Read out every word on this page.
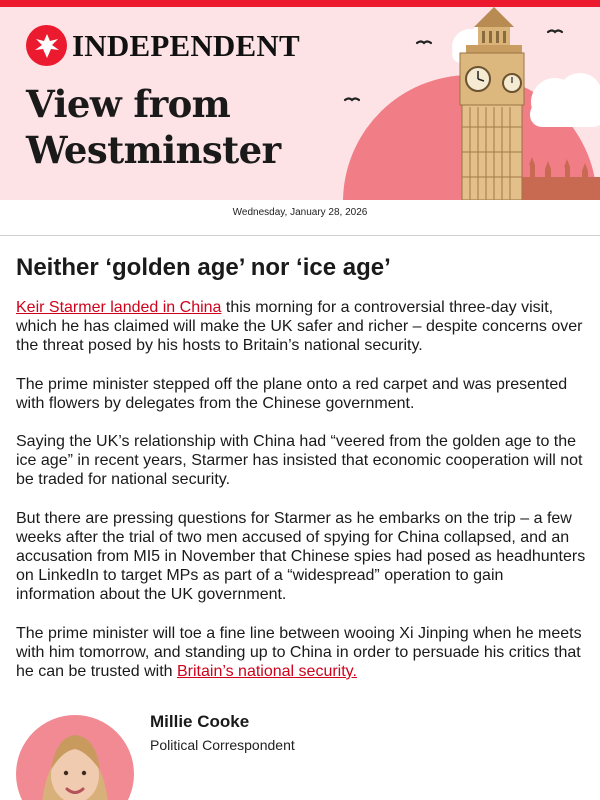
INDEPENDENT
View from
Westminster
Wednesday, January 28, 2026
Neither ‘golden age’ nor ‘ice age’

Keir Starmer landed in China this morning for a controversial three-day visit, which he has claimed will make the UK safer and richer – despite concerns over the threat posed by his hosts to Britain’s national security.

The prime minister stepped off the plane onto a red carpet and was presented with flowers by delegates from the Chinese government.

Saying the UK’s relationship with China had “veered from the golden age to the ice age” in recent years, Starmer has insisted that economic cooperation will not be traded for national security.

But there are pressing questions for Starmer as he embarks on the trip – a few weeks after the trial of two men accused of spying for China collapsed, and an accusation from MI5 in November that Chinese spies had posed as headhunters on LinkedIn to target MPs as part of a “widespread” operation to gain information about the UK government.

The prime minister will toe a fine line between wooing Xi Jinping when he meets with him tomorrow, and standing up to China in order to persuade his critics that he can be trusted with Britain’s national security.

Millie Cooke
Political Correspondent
--
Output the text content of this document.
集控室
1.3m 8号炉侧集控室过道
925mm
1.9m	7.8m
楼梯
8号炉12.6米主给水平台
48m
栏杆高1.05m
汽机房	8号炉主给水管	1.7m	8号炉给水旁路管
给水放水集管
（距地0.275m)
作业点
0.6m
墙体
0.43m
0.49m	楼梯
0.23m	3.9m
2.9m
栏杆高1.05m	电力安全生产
==
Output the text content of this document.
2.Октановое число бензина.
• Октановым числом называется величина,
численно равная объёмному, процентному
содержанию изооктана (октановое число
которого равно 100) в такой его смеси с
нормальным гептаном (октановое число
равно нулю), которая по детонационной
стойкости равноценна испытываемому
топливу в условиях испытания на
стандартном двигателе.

▸ GIVEN PROBLEM
Going through the data, tally the lines containing "minister" and report only the result.

▸ CORRECT ANSWER
2